**RECORDS FOR THE TASK**
↓↓↓
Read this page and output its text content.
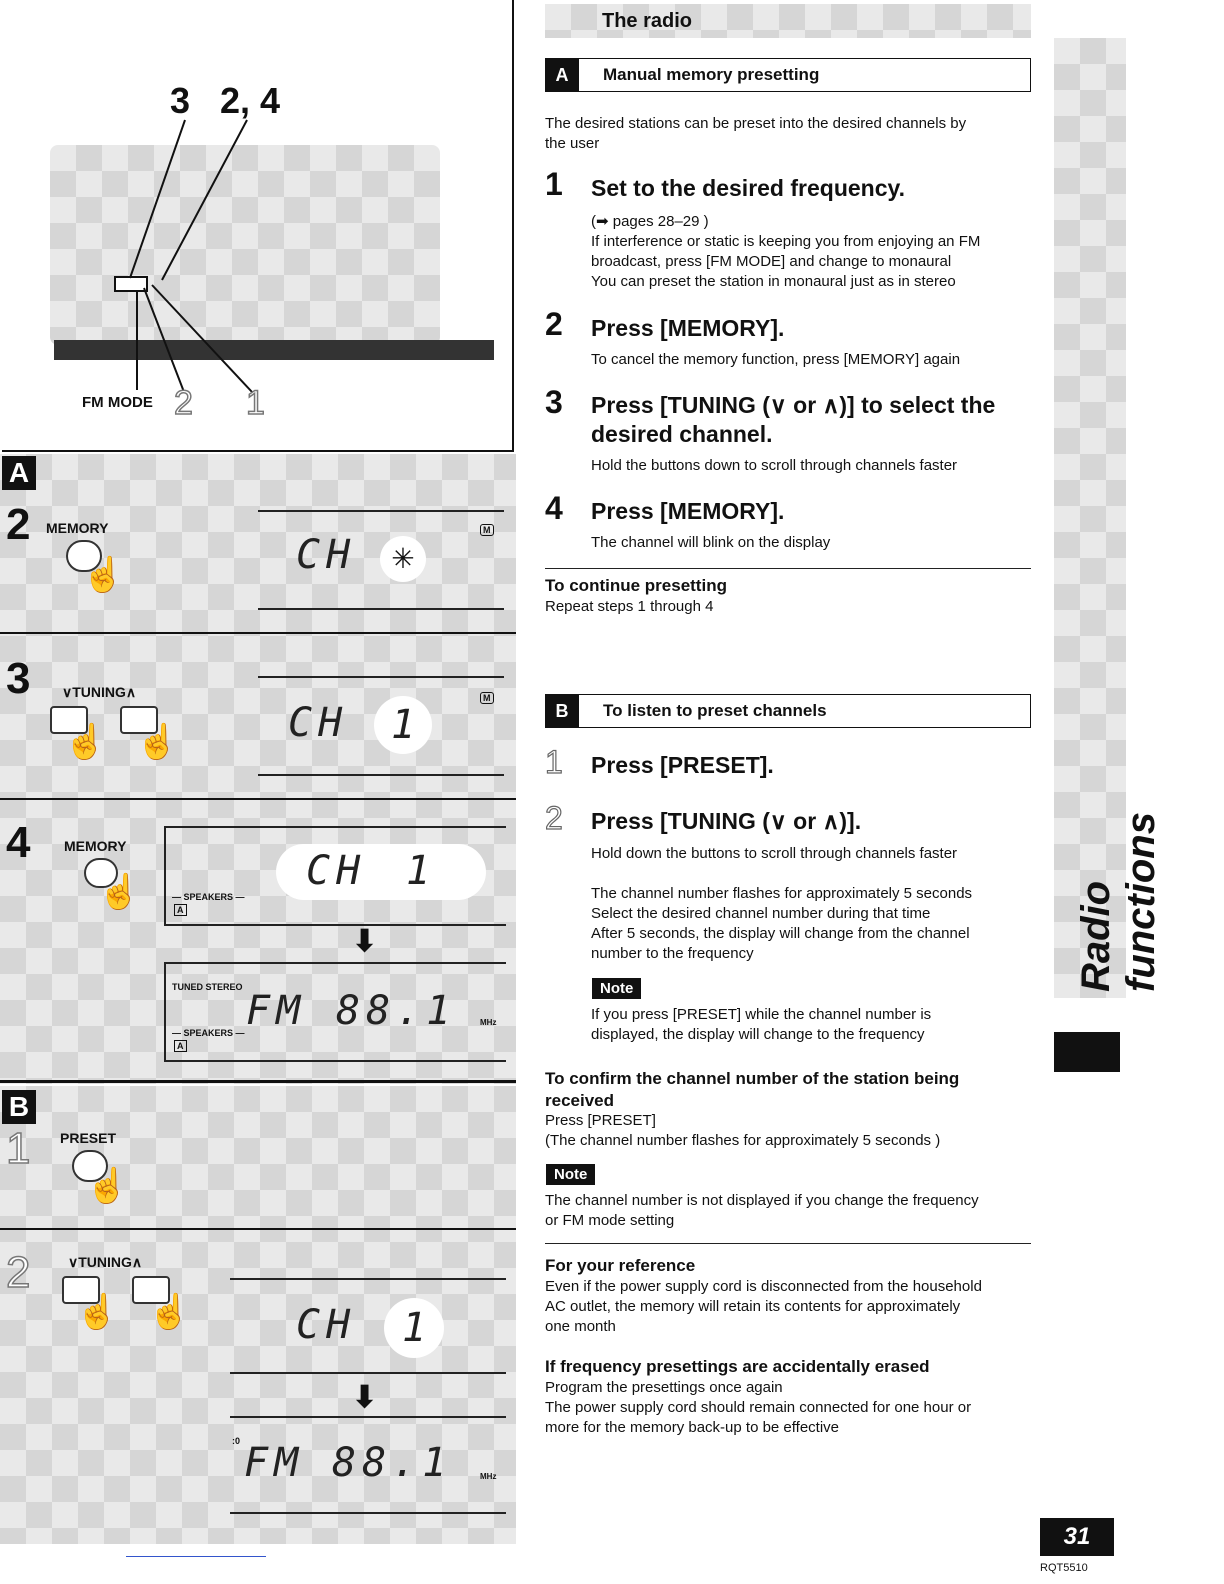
3 2, 4
FM MODE 2 1
A
2 MEMORY
☝	CH	✳
M
3 ∨TUNING∧
☝ ☝	CH	1
M
4 MEMORY
☝	CH 1
— SPEAKERS —
A
⬇
TUNED STEREO
FM 88.1	MHz
— SPEAKERS —
A
B
1 PRESET
☝
2	∨TUNING∧
☝ ☝	CH	1
⬇
:0 FM 88.1	MHz
The radio
A	Manual memory presetting
The desired stations can be preset into the desired channels by
the user
1 Set to the desired frequency.
(➡ pages 28–29 )
If interference or static is keeping you from enjoying an FM
broadcast, press [FM MODE] and change to monaural
You can preset the station in monaural just as in stereo
2 Press [MEMORY].
To cancel the memory function, press [MEMORY] again
3 Press [TUNING (∨ or ∧)] to select the
desired channel.
Hold the buttons down to scroll through channels faster
4 Press [MEMORY].
The channel will blink on the display
To continue presetting
Repeat steps 1 through 4
B	To listen to preset channels
1 Press [PRESET].
2 Press [TUNING (∨ or ∧)].
Hold down the buttons to scroll through channels faster
The channel number flashes for approximately 5 seconds
Select the desired channel number during that time
After 5 seconds, the display will change from the channel
number to the frequency
Note
If you press [PRESET] while the channel number is
displayed, the display will change to the frequency
To confirm the channel number of the station being
received
Press [PRESET]
(The channel number flashes for approximately 5 seconds )
Note
The channel number is not displayed if you change the frequency
or FM mode setting
For your reference
Even if the power supply cord is disconnected from the household
AC outlet, the memory will retain its contents for approximately
one month
If frequency presettings are accidentally erased
Program the presettings once again
The power supply cord should remain connected for one hour or
more for the memory back-up to be effective
Radio functions
31
RQT5510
↑↑↑
**GIVEN REQUEST**
From the records above, pull out each line that has "through".

**THE COMPLETED TASK**
Hold the buttons down to scroll through channels faster
Repeat steps 1 through 4
Hold down the buttons to scroll through channels faster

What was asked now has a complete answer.